BEGIN RECORDS TO USE
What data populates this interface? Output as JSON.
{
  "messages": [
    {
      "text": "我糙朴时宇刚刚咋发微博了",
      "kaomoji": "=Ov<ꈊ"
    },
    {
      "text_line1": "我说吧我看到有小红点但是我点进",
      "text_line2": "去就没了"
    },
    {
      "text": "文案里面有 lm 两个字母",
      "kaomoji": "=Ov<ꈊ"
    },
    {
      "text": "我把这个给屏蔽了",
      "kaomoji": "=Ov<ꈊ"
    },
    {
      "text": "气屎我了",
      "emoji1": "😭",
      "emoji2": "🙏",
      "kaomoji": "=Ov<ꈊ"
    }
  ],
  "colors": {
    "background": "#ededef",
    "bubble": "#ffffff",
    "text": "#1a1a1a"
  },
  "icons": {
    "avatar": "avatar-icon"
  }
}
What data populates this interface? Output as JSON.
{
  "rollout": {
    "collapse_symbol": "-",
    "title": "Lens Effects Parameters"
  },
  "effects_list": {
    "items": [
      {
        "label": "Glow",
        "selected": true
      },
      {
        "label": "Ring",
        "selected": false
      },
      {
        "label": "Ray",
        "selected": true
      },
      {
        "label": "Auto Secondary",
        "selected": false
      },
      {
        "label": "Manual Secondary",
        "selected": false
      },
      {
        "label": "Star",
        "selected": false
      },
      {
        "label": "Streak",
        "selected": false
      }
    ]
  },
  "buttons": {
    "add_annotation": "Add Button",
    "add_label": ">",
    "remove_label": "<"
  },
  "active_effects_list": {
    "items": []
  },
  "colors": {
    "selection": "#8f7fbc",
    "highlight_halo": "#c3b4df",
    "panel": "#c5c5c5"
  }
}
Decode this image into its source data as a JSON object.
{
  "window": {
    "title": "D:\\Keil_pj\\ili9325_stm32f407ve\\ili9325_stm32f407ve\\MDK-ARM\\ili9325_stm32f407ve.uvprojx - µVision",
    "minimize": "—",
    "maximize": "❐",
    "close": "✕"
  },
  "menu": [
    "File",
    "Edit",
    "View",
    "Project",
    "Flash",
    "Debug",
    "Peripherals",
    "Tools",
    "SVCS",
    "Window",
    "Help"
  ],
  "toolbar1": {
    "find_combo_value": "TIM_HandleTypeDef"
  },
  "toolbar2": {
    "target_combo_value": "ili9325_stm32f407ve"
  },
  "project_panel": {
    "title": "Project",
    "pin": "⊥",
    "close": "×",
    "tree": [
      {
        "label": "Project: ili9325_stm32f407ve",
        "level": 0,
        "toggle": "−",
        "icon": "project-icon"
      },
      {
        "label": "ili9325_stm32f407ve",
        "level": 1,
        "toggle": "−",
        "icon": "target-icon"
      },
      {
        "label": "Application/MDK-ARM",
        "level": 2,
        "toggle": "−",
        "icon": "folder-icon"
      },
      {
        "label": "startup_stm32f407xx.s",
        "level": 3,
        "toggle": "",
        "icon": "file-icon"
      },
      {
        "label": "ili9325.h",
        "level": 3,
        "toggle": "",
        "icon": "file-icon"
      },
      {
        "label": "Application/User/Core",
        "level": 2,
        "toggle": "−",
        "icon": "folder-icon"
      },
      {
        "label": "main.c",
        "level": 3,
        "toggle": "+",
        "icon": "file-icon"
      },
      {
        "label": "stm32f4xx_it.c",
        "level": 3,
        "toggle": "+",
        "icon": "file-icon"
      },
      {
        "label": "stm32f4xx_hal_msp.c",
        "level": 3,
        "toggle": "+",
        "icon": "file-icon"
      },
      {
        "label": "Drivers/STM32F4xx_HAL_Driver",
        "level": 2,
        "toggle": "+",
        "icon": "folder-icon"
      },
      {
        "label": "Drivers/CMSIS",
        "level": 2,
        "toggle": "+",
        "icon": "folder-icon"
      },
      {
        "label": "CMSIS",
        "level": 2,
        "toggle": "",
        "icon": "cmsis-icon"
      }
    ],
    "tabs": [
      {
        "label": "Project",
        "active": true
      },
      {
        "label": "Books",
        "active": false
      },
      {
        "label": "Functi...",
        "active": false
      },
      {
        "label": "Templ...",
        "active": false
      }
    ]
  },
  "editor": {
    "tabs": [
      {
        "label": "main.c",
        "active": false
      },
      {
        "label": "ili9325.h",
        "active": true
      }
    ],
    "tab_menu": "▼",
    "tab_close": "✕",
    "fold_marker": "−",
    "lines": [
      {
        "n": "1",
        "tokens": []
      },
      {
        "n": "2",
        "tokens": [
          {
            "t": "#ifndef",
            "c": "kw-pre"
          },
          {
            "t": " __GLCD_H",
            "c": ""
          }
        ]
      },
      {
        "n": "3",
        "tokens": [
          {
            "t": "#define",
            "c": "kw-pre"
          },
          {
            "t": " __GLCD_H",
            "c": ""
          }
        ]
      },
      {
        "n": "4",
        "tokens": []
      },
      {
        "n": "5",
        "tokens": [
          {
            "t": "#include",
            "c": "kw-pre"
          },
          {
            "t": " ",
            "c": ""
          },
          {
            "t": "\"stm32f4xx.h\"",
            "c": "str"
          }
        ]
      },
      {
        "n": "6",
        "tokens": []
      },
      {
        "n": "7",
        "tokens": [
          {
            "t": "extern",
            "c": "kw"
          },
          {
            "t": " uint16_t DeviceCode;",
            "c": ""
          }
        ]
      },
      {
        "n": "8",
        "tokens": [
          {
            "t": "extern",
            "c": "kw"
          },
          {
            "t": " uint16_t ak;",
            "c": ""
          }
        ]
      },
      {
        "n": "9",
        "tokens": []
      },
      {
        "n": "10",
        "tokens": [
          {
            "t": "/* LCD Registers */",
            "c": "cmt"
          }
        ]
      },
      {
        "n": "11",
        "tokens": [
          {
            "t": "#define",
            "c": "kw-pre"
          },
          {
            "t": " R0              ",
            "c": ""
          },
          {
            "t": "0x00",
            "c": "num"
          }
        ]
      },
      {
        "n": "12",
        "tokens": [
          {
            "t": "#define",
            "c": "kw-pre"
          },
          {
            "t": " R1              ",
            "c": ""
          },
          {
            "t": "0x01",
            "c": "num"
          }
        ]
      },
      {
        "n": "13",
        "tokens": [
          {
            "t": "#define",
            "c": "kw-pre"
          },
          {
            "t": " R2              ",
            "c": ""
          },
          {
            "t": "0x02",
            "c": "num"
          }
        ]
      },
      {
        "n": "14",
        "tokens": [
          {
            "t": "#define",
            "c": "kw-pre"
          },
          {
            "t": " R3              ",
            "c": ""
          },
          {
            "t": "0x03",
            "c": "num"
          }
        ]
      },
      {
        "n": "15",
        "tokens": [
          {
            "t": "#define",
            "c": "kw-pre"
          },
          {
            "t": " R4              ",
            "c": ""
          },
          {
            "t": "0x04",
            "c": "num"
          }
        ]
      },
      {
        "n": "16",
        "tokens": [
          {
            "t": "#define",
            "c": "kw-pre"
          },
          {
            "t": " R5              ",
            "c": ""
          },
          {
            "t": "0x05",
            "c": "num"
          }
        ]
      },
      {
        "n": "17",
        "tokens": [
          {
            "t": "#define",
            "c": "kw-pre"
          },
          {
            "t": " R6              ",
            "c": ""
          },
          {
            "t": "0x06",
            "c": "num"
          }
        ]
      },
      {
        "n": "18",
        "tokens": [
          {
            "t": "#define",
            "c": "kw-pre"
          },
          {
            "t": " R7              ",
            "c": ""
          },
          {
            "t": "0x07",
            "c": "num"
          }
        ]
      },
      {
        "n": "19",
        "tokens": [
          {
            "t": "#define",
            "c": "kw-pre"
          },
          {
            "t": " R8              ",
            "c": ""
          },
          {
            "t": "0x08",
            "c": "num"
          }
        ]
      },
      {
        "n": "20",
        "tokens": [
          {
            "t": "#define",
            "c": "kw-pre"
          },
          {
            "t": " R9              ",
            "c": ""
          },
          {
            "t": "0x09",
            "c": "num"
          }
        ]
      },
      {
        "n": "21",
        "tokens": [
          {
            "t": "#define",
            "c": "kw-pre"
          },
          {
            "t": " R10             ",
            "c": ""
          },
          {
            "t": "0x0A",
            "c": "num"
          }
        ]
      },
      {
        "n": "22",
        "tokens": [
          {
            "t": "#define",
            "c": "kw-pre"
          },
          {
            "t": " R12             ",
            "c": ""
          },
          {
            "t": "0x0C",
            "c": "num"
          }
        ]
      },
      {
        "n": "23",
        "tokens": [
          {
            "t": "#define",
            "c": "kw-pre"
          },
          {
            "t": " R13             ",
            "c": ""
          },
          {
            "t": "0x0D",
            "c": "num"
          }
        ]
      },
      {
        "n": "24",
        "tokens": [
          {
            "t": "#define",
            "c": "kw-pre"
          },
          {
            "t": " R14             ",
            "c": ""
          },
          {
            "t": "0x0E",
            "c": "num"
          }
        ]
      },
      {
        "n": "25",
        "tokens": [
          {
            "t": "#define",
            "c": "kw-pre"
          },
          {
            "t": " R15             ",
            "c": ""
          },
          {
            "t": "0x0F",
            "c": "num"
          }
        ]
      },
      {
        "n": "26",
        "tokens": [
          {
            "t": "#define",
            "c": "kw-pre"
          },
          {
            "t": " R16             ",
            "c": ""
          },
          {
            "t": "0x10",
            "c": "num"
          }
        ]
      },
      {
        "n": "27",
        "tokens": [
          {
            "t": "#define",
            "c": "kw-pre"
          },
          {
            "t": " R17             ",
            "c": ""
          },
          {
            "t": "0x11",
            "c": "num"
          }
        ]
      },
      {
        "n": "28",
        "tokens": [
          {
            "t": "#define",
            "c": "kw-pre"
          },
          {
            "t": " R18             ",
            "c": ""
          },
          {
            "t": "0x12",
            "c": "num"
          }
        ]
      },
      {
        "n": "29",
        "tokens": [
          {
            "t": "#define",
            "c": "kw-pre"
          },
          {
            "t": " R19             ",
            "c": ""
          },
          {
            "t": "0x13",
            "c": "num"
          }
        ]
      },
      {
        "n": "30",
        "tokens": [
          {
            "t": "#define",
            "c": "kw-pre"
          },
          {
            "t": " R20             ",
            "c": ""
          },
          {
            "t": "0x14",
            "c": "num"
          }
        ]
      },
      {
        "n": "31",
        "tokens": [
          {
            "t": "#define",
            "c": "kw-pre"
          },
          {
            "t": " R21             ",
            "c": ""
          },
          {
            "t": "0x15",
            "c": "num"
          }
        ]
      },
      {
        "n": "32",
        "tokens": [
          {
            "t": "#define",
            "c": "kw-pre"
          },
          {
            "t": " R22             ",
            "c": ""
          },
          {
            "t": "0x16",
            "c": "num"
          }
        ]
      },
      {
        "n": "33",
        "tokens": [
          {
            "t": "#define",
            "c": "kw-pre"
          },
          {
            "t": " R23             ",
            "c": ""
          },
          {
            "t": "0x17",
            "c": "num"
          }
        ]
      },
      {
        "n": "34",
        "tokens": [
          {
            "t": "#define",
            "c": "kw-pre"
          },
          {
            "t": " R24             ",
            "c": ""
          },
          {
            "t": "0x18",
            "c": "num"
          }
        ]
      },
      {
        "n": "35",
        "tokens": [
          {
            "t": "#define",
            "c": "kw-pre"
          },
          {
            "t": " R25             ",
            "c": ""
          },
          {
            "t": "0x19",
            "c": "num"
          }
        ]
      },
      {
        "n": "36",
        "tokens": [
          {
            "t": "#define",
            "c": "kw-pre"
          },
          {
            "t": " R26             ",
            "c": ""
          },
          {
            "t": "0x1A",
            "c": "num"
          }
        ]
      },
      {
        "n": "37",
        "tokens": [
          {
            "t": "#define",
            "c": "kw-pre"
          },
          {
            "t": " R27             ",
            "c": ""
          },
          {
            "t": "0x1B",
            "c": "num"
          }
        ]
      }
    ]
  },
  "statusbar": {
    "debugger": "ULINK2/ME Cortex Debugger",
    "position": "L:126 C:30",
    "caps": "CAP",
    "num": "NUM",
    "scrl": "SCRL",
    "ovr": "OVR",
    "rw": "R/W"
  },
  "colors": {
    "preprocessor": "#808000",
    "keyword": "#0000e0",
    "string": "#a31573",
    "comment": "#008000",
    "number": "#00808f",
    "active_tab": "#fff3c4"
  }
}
END RECORDS TO USE
YOUR OBJECTIVE »
Using the entries above, find all lines with "Drivers". Copy them.

THE REPLY »
        "label": "Drivers/STM32F4xx_HAL_Driver",
        "label": "Drivers/CMSIS",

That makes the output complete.